* **SHORT TASK**: Return all the data below as it stands, minus the pictures.
*-*-*
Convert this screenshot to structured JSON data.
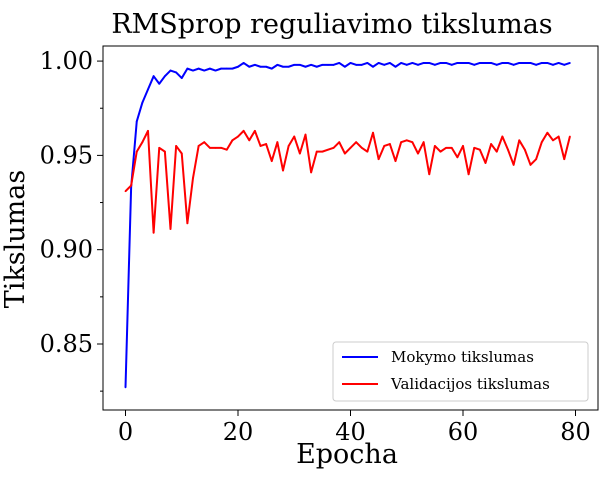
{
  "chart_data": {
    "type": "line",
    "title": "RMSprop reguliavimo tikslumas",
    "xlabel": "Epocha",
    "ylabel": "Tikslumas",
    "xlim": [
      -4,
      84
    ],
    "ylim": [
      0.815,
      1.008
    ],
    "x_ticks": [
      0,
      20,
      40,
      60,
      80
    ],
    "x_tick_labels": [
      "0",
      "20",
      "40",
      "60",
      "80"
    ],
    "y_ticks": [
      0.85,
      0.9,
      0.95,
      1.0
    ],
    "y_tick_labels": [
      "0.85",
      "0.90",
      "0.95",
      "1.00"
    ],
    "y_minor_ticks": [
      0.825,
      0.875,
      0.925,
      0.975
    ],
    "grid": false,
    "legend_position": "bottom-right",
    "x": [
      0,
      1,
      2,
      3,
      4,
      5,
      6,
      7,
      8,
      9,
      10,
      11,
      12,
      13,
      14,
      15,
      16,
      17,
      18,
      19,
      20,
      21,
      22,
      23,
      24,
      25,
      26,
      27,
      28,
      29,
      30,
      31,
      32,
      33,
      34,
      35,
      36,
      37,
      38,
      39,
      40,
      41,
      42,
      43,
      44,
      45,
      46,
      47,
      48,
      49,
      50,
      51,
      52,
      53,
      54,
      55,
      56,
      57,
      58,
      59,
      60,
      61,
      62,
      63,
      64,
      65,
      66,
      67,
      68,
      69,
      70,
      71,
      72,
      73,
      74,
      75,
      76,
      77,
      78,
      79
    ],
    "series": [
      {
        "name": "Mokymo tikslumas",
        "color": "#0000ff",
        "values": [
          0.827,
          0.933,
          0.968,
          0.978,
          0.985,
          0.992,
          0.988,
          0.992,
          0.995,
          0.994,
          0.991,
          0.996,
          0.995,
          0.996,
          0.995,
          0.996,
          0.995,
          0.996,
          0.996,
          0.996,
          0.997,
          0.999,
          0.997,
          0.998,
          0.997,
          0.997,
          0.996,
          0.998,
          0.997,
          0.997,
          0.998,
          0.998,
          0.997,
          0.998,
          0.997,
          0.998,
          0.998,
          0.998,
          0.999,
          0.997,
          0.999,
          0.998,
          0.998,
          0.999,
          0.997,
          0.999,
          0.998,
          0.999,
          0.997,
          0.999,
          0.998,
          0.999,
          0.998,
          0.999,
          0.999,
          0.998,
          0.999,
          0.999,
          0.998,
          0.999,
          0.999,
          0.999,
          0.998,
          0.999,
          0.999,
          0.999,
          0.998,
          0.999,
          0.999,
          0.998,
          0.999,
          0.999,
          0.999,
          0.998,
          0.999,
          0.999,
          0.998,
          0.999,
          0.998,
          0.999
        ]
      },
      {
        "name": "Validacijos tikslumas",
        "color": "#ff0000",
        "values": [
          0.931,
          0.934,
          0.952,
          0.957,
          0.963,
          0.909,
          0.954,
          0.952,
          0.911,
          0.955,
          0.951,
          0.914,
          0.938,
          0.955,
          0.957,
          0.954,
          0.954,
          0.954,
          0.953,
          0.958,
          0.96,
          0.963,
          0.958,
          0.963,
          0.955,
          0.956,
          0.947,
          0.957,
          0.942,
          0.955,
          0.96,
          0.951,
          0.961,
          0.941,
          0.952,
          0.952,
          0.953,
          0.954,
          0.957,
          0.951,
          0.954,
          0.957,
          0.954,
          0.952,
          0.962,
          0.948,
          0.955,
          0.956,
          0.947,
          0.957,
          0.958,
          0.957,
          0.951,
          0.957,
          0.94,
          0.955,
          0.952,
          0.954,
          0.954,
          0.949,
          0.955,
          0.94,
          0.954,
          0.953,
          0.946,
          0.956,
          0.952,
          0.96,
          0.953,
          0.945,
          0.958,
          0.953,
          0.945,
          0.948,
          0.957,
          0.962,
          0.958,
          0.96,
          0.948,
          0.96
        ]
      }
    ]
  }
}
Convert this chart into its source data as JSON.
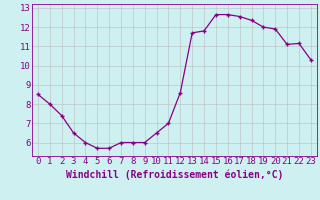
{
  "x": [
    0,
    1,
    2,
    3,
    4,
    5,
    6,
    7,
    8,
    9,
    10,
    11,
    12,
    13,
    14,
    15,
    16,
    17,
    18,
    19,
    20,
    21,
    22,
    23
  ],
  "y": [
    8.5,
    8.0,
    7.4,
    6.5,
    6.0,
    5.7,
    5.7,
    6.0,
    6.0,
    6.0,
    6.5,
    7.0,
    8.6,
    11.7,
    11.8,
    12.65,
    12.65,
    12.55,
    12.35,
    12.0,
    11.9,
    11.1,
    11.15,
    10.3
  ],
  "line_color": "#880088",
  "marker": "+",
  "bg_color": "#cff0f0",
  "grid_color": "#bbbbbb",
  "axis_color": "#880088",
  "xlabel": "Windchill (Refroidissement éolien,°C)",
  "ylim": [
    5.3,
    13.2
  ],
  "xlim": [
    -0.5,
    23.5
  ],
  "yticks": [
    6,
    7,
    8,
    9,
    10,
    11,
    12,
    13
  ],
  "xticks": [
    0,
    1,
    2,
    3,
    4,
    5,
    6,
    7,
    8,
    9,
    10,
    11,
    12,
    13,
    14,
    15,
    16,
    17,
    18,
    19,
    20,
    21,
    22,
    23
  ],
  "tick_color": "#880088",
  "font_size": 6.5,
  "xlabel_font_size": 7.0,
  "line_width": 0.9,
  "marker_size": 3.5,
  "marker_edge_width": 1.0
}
*-*-*
* **REPLY TO THE TASK**:
Convert this screenshot to structured JSON data.
{
  "chart_data": {
    "type": "line",
    "title": "RMSprop reguliavimo tikslumas",
    "xlabel": "Epocha",
    "ylabel": "Tikslumas",
    "xlim": [
      -4,
      84
    ],
    "ylim": [
      0.815,
      1.008
    ],
    "x_ticks": [
      0,
      20,
      40,
      60,
      80
    ],
    "x_tick_labels": [
      "0",
      "20",
      "40",
      "60",
      "80"
    ],
    "y_ticks": [
      0.85,
      0.9,
      0.95,
      1.0
    ],
    "y_tick_labels": [
      "0.85",
      "0.90",
      "0.95",
      "1.00"
    ],
    "y_minor_ticks": [
      0.825,
      0.875,
      0.925,
      0.975
    ],
    "grid": false,
    "legend_position": "bottom-right",
    "x": [
      0,
      1,
      2,
      3,
      4,
      5,
      6,
      7,
      8,
      9,
      10,
      11,
      12,
      13,
      14,
      15,
      16,
      17,
      18,
      19,
      20,
      21,
      22,
      23,
      24,
      25,
      26,
      27,
      28,
      29,
      30,
      31,
      32,
      33,
      34,
      35,
      36,
      37,
      38,
      39,
      40,
      41,
      42,
      43,
      44,
      45,
      46,
      47,
      48,
      49,
      50,
      51,
      52,
      53,
      54,
      55,
      56,
      57,
      58,
      59,
      60,
      61,
      62,
      63,
      64,
      65,
      66,
      67,
      68,
      69,
      70,
      71,
      72,
      73,
      74,
      75,
      76,
      77,
      78,
      79
    ],
    "series": [
      {
        "name": "Mokymo tikslumas",
        "color": "#0000ff",
        "values": [
          0.827,
          0.933,
          0.968,
          0.978,
          0.985,
          0.992,
          0.988,
          0.992,
          0.995,
          0.994,
          0.991,
          0.996,
          0.995,
          0.996,
          0.995,
          0.996,
          0.995,
          0.996,
          0.996,
          0.996,
          0.997,
          0.999,
          0.997,
          0.998,
          0.997,
          0.997,
          0.996,
          0.998,
          0.997,
          0.997,
          0.998,
          0.998,
          0.997,
          0.998,
          0.997,
          0.998,
          0.998,
          0.998,
          0.999,
          0.997,
          0.999,
          0.998,
          0.998,
          0.999,
          0.997,
          0.999,
          0.998,
          0.999,
          0.997,
          0.999,
          0.998,
          0.999,
          0.998,
          0.999,
          0.999,
          0.998,
          0.999,
          0.999,
          0.998,
          0.999,
          0.999,
          0.999,
          0.998,
          0.999,
          0.999,
          0.999,
          0.998,
          0.999,
          0.999,
          0.998,
          0.999,
          0.999,
          0.999,
          0.998,
          0.999,
          0.999,
          0.998,
          0.999,
          0.998,
          0.999
        ]
      },
      {
        "name": "Validacijos tikslumas",
        "color": "#ff0000",
        "values": [
          0.931,
          0.934,
          0.952,
          0.957,
          0.963,
          0.909,
          0.954,
          0.952,
          0.911,
          0.955,
          0.951,
          0.914,
          0.938,
          0.955,
          0.957,
          0.954,
          0.954,
          0.954,
          0.953,
          0.958,
          0.96,
          0.963,
          0.958,
          0.963,
          0.955,
          0.956,
          0.947,
          0.957,
          0.942,
          0.955,
          0.96,
          0.951,
          0.961,
          0.941,
          0.952,
          0.952,
          0.953,
          0.954,
          0.957,
          0.951,
          0.954,
          0.957,
          0.954,
          0.952,
          0.962,
          0.948,
          0.955,
          0.956,
          0.947,
          0.957,
          0.958,
          0.957,
          0.951,
          0.957,
          0.94,
          0.955,
          0.952,
          0.954,
          0.954,
          0.949,
          0.955,
          0.94,
          0.954,
          0.953,
          0.946,
          0.956,
          0.952,
          0.96,
          0.953,
          0.945,
          0.958,
          0.953,
          0.945,
          0.948,
          0.957,
          0.962,
          0.958,
          0.96,
          0.948,
          0.96
        ]
      }
    ]
  }
}
Convert this chart into its source data as JSON.
{
  "x": [
    0,
    1,
    2,
    3,
    4,
    5,
    6,
    7,
    8,
    9,
    10,
    11,
    12,
    13,
    14,
    15,
    16,
    17,
    18,
    19,
    20,
    21,
    22,
    23
  ],
  "y": [
    8.5,
    8.0,
    7.4,
    6.5,
    6.0,
    5.7,
    5.7,
    6.0,
    6.0,
    6.0,
    6.5,
    7.0,
    8.6,
    11.7,
    11.8,
    12.65,
    12.65,
    12.55,
    12.35,
    12.0,
    11.9,
    11.1,
    11.15,
    10.3
  ],
  "line_color": "#880088",
  "marker": "+",
  "bg_color": "#cff0f0",
  "grid_color": "#bbbbbb",
  "axis_color": "#880088",
  "xlabel": "Windchill (Refroidissement éolien,°C)",
  "ylim": [
    5.3,
    13.2
  ],
  "xlim": [
    -0.5,
    23.5
  ],
  "yticks": [
    6,
    7,
    8,
    9,
    10,
    11,
    12,
    13
  ],
  "xticks": [
    0,
    1,
    2,
    3,
    4,
    5,
    6,
    7,
    8,
    9,
    10,
    11,
    12,
    13,
    14,
    15,
    16,
    17,
    18,
    19,
    20,
    21,
    22,
    23
  ],
  "tick_color": "#880088",
  "font_size": 6.5,
  "xlabel_font_size": 7.0,
  "line_width": 0.9,
  "marker_size": 3.5,
  "marker_edge_width": 1.0
}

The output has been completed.